(Entries from a page text collection)
▬▬▬▬▬▬▬▬▬▬
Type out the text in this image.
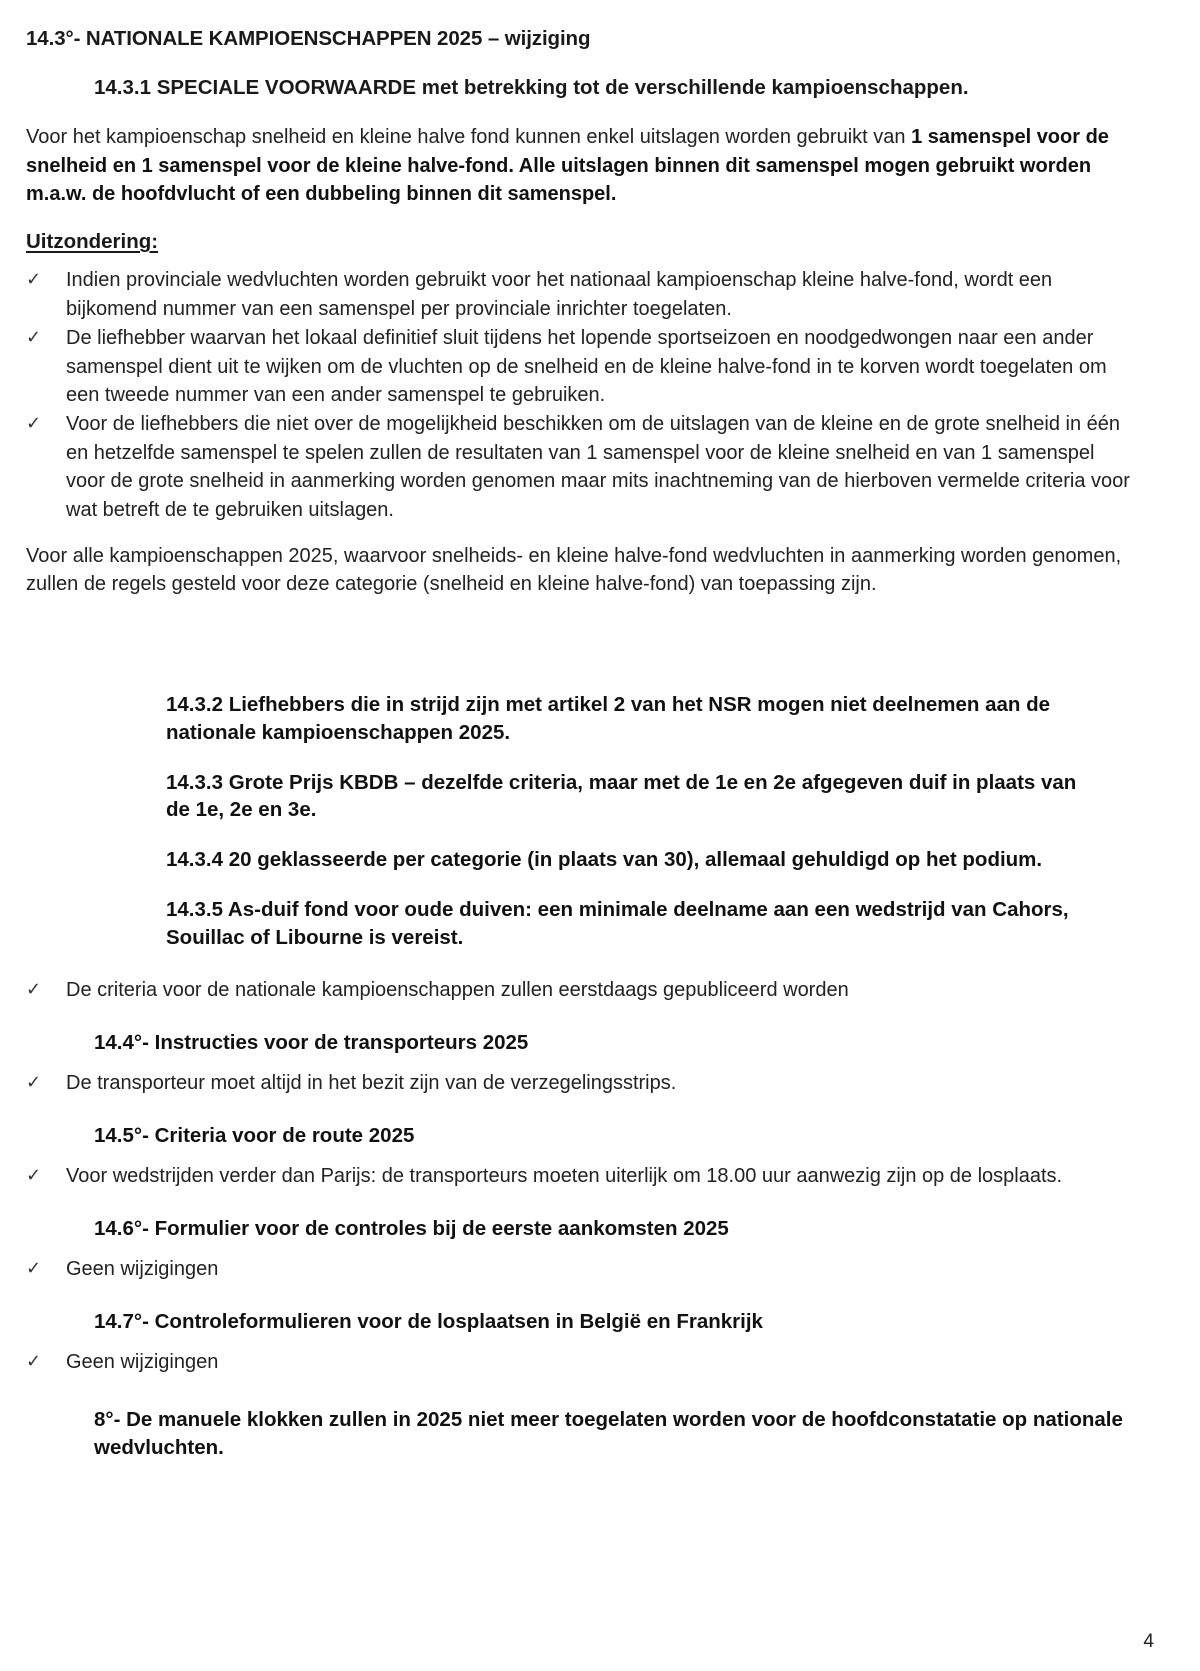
14.3°- NATIONALE KAMPIOENSCHAPPEN 2025 – wijziging
14.3.1 SPECIALE VOORWAARDE met betrekking tot de verschillende kampioenschappen.

Voor het kampioenschap snelheid en kleine halve fond kunnen enkel uitslagen worden gebruikt van 1 samenspel voor de snelheid en 1 samenspel voor de kleine halve-fond. Alle uitslagen binnen dit samenspel mogen gebruikt worden m.a.w. de hoofdvlucht of een dubbeling binnen dit samenspel.

Uitzondering:

✓ Indien provinciale wedvluchten worden gebruikt voor het nationaal kampioenschap kleine halve-fond, wordt een bijkomend nummer van een samenspel per provinciale inrichter toegelaten.
✓ De liefhebber waarvan het lokaal definitief sluit tijdens het lopende sportseizoen en noodgedwongen naar een ander samenspel dient uit te wijken om de vluchten op de snelheid en de kleine halve-fond in te korven wordt toegelaten om een tweede nummer van een ander samenspel te gebruiken.
✓ Voor de liefhebbers die niet over de mogelijkheid beschikken om de uitslagen van de kleine en de grote snelheid in één en hetzelfde samenspel te spelen zullen de resultaten van 1 samenspel voor de kleine snelheid en van 1 samenspel voor de grote snelheid in aanmerking worden genomen maar mits inachtneming van de hierboven vermelde criteria voor wat betreft de te gebruiken uitslagen.

Voor alle kampioenschappen 2025, waarvoor snelheids- en kleine halve-fond wedvluchten in aanmerking worden genomen, zullen de regels gesteld voor deze categorie (snelheid en kleine halve-fond) van toepassing zijn.

14.3.2 Liefhebbers die in strijd zijn met artikel 2 van het NSR mogen niet deelnemen aan de nationale kampioenschappen 2025.

14.3.3 Grote Prijs KBDB – dezelfde criteria, maar met de 1e en 2e afgegeven duif in plaats van de 1e, 2e en 3e.

14.3.4 20 geklasseerde per categorie (in plaats van 30), allemaal gehuldigd op het podium.

14.3.5 As-duif fond voor oude duiven: een minimale deelname aan een wedstrijd van Cahors, Souillac of Libourne is vereist.

✓ De criteria voor de nationale kampioenschappen zullen eerstdaags gepubliceerd worden
14.4°- Instructies voor de transporteurs 2025
✓ De transporteur moet altijd in het bezit zijn van de verzegelingsstrips.
14.5°- Criteria voor de route 2025
✓ Voor wedstrijden verder dan Parijs: de transporteurs moeten uiterlijk om 18.00 uur aanwezig zijn op de losplaats.
14.6°- Formulier voor de controles bij de eerste aankomsten 2025
✓ Geen wijzigingen
14.7°- Controleformulieren voor de losplaatsen in België en Frankrijk
✓ Geen wijzigingen

8°- De manuele klokken zullen in 2025 niet meer toegelaten worden voor de hoofdconstatatie op nationale wedvluchten.

4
▬▬▬▬▬▬▬▬▬▬
WHAT THE TASK ASKS
Type out the entries again without a single change, and leave the pictures out.

TASK RESULT
Type out the text in this image.
14.3°- NATIONALE KAMPIOENSCHAPPEN 2025 – wijziging
14.3.1 SPECIALE VOORWAARDE met betrekking tot de verschillende kampioenschappen.

Voor het kampioenschap snelheid en kleine halve fond kunnen enkel uitslagen worden gebruikt van 1 samenspel voor de snelheid en 1 samenspel voor de kleine halve-fond. Alle uitslagen binnen dit samenspel mogen gebruikt worden m.a.w. de hoofdvlucht of een dubbeling binnen dit samenspel.

Uitzondering:

✓ Indien provinciale wedvluchten worden gebruikt voor het nationaal kampioenschap kleine halve-fond, wordt een bijkomend nummer van een samenspel per provinciale inrichter toegelaten.
✓ De liefhebber waarvan het lokaal definitief sluit tijdens het lopende sportseizoen en noodgedwongen naar een ander samenspel dient uit te wijken om de vluchten op de snelheid en de kleine halve-fond in te korven wordt toegelaten om een tweede nummer van een ander samenspel te gebruiken.
✓ Voor de liefhebbers die niet over de mogelijkheid beschikken om de uitslagen van de kleine en de grote snelheid in één en hetzelfde samenspel te spelen zullen de resultaten van 1 samenspel voor de kleine snelheid en van 1 samenspel voor de grote snelheid in aanmerking worden genomen maar mits inachtneming van de hierboven vermelde criteria voor wat betreft de te gebruiken uitslagen.

Voor alle kampioenschappen 2025, waarvoor snelheids- en kleine halve-fond wedvluchten in aanmerking worden genomen, zullen de regels gesteld voor deze categorie (snelheid en kleine halve-fond) van toepassing zijn.

14.3.2 Liefhebbers die in strijd zijn met artikel 2 van het NSR mogen niet deelnemen aan de nationale kampioenschappen 2025.

14.3.3 Grote Prijs KBDB – dezelfde criteria, maar met de 1e en 2e afgegeven duif in plaats van de 1e, 2e en 3e.

14.3.4 20 geklasseerde per categorie (in plaats van 30), allemaal gehuldigd op het podium.

14.3.5 As-duif fond voor oude duiven: een minimale deelname aan een wedstrijd van Cahors, Souillac of Libourne is vereist.

✓ De criteria voor de nationale kampioenschappen zullen eerstdaags gepubliceerd worden
14.4°- Instructies voor de transporteurs 2025
✓ De transporteur moet altijd in het bezit zijn van de verzegelingsstrips.
14.5°- Criteria voor de route 2025
✓ Voor wedstrijden verder dan Parijs: de transporteurs moeten uiterlijk om 18.00 uur aanwezig zijn op de losplaats.
14.6°- Formulier voor de controles bij de eerste aankomsten 2025
✓ Geen wijzigingen
14.7°- Controleformulieren voor de losplaatsen in België en Frankrijk
✓ Geen wijzigingen

8°- De manuele klokken zullen in 2025 niet meer toegelaten worden voor de hoofdconstatatie op nationale wedvluchten.

4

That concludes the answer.